# Data for this task
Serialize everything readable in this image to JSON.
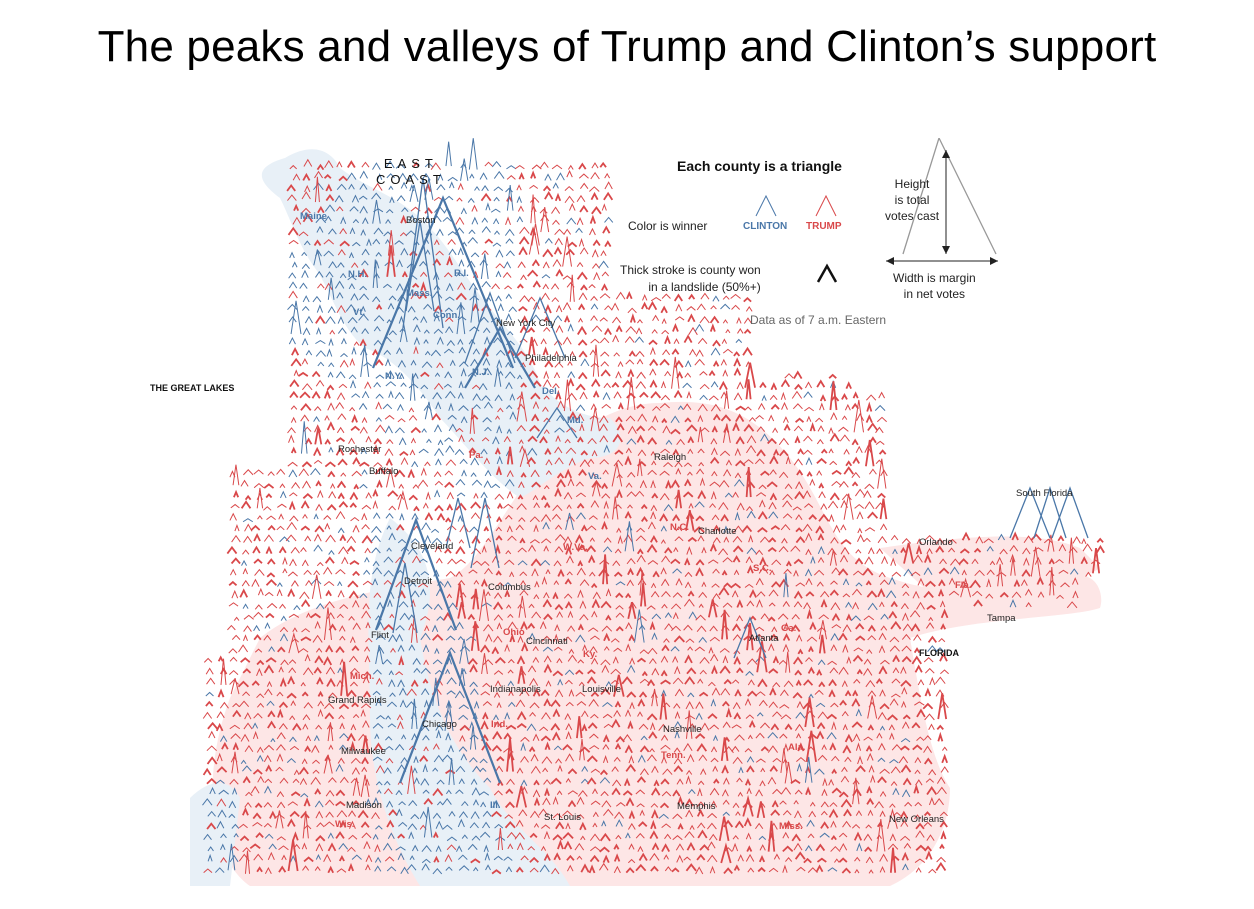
{
  "title": "The peaks and valleys of Trump and Clinton’s support",
  "map": {
    "region_labels": {
      "east_coast": "EAST\nCOAST",
      "great_lakes": "THE GREAT LAKES",
      "florida": "FLORIDA"
    },
    "states": {
      "maine": "Maine",
      "nh": "N.H.",
      "vt": "Vt.",
      "mass": "Mass.",
      "ri": "R.I.",
      "conn": "Conn.",
      "ny": "N.Y.",
      "nj": "N.J.",
      "del": "Del.",
      "md": "Md.",
      "pa": "Pa.",
      "va": "Va.",
      "nc": "N.C.",
      "wva": "W.Va.",
      "sc": "S.C.",
      "ga": "Ga.",
      "fla": "Fla.",
      "ohio": "Ohio",
      "ky": "Ky.",
      "mich": "Mich.",
      "ind": "Ind.",
      "tenn": "Tenn.",
      "ala": "Ala.",
      "ill": "Ill.",
      "wis": "Wis.",
      "miss": "Miss."
    },
    "cities": {
      "boston": "Boston",
      "nyc": "New York City",
      "philadelphia": "Philadelphia",
      "rochester": "Rochester",
      "buffalo": "Buffalo",
      "raleigh": "Raleigh",
      "south_florida": "South Florida",
      "charlotte": "Charlotte",
      "orlando": "Orlando",
      "cleveland": "Cleveland",
      "detroit": "Detroit",
      "columbus": "Columbus",
      "tampa": "Tampa",
      "flint": "Flint",
      "cincinnati": "Cincinnati",
      "atlanta": "Atlanta",
      "indianapolis": "Indianapolis",
      "louisville": "Louisville",
      "grand_rapids": "Grand Rapids",
      "chicago": "Chicago",
      "nashville": "Nashville",
      "milwaukee": "Milwaukee",
      "madison": "Madison",
      "memphis": "Memphis",
      "st_louis": "St. Louis",
      "new_orleans": "New Orleans"
    }
  },
  "legend": {
    "title": "Each county is a triangle",
    "color_is_winner": "Color is winner",
    "clinton": "CLINTON",
    "trump": "TRUMP",
    "thick_stroke": "Thick stroke is county won\nin a landslide (50%+)",
    "height": "Height\nis total\nvotes cast",
    "width": "Width is margin\nin net votes",
    "data_note": "Data as of 7 a.m. Eastern"
  },
  "colors": {
    "clinton": "#4a77a8",
    "trump": "#d9484a",
    "clinton_area": "#e8f0f7",
    "trump_area": "#fde6e6"
  }
}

# Your task
Transcribe the complete set of entries verbatim. No pictures belong in the copy.

# Exercise result
Serialize everything readable in this image to JSON.
{
  "title": "The peaks and valleys of Trump and Clinton’s support",
  "map": {
    "region_labels": {
      "east_coast": "EAST\nCOAST",
      "great_lakes": "THE GREAT LAKES",
      "florida": "FLORIDA"
    },
    "states": {
      "maine": "Maine",
      "nh": "N.H.",
      "vt": "Vt.",
      "mass": "Mass.",
      "ri": "R.I.",
      "conn": "Conn.",
      "ny": "N.Y.",
      "nj": "N.J.",
      "del": "Del.",
      "md": "Md.",
      "pa": "Pa.",
      "va": "Va.",
      "nc": "N.C.",
      "wva": "W.Va.",
      "sc": "S.C.",
      "ga": "Ga.",
      "fla": "Fla.",
      "ohio": "Ohio",
      "ky": "Ky.",
      "mich": "Mich.",
      "ind": "Ind.",
      "tenn": "Tenn.",
      "ala": "Ala.",
      "ill": "Ill.",
      "wis": "Wis.",
      "miss": "Miss."
    },
    "cities": {
      "boston": "Boston",
      "nyc": "New York City",
      "philadelphia": "Philadelphia",
      "rochester": "Rochester",
      "buffalo": "Buffalo",
      "raleigh": "Raleigh",
      "south_florida": "South Florida",
      "charlotte": "Charlotte",
      "orlando": "Orlando",
      "cleveland": "Cleveland",
      "detroit": "Detroit",
      "columbus": "Columbus",
      "tampa": "Tampa",
      "flint": "Flint",
      "cincinnati": "Cincinnati",
      "atlanta": "Atlanta",
      "indianapolis": "Indianapolis",
      "louisville": "Louisville",
      "grand_rapids": "Grand Rapids",
      "chicago": "Chicago",
      "nashville": "Nashville",
      "milwaukee": "Milwaukee",
      "madison": "Madison",
      "memphis": "Memphis",
      "st_louis": "St. Louis",
      "new_orleans": "New Orleans"
    }
  },
  "legend": {
    "title": "Each county is a triangle",
    "color_is_winner": "Color is winner",
    "clinton": "CLINTON",
    "trump": "TRUMP",
    "thick_stroke": "Thick stroke is county won\nin a landslide (50%+)",
    "height": "Height\nis total\nvotes cast",
    "width": "Width is margin\nin net votes",
    "data_note": "Data as of 7 a.m. Eastern"
  },
  "colors": {
    "clinton": "#4a77a8",
    "trump": "#d9484a",
    "clinton_area": "#e8f0f7",
    "trump_area": "#fde6e6"
  }
}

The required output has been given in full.